Write out the entries again exactly as they are given.

══════════════════════════════

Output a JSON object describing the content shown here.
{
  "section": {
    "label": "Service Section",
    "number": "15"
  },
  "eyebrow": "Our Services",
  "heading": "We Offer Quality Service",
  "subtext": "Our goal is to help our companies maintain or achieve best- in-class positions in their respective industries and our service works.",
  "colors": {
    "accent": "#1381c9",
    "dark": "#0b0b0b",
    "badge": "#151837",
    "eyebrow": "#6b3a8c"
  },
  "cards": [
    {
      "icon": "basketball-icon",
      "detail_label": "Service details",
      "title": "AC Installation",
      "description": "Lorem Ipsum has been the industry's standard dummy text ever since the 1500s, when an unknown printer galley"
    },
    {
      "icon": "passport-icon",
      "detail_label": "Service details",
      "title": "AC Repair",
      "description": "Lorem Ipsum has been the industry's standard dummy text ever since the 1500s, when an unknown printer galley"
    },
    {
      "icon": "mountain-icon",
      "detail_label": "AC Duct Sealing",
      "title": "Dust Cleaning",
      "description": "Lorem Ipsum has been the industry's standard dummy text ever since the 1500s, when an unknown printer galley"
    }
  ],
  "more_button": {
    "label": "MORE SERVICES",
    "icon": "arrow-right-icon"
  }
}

══════════════════════════════

The response →
Output a JSON object describing the content shown here.
{
  "section": {
    "label": "Service Section",
    "number": "15"
  },
  "eyebrow": "Our Services",
  "heading": "We Offer Quality Service",
  "subtext": "Our goal is to help our companies maintain or achieve best- in-class positions in their respective industries and our service works.",
  "colors": {
    "accent": "#1381c9",
    "dark": "#0b0b0b",
    "badge": "#151837",
    "eyebrow": "#6b3a8c"
  },
  "cards": [
    {
      "icon": "basketball-icon",
      "detail_label": "Service details",
      "title": "AC Installation",
      "description": "Lorem Ipsum has been the industry's standard dummy text ever since the 1500s, when an unknown printer galley"
    },
    {
      "icon": "passport-icon",
      "detail_label": "Service details",
      "title": "AC Repair",
      "description": "Lorem Ipsum has been the industry's standard dummy text ever since the 1500s, when an unknown printer galley"
    },
    {
      "icon": "mountain-icon",
      "detail_label": "AC Duct Sealing",
      "title": "Dust Cleaning",
      "description": "Lorem Ipsum has been the industry's standard dummy text ever since the 1500s, when an unknown printer galley"
    }
  ],
  "more_button": {
    "label": "MORE SERVICES",
    "icon": "arrow-right-icon"
  }
}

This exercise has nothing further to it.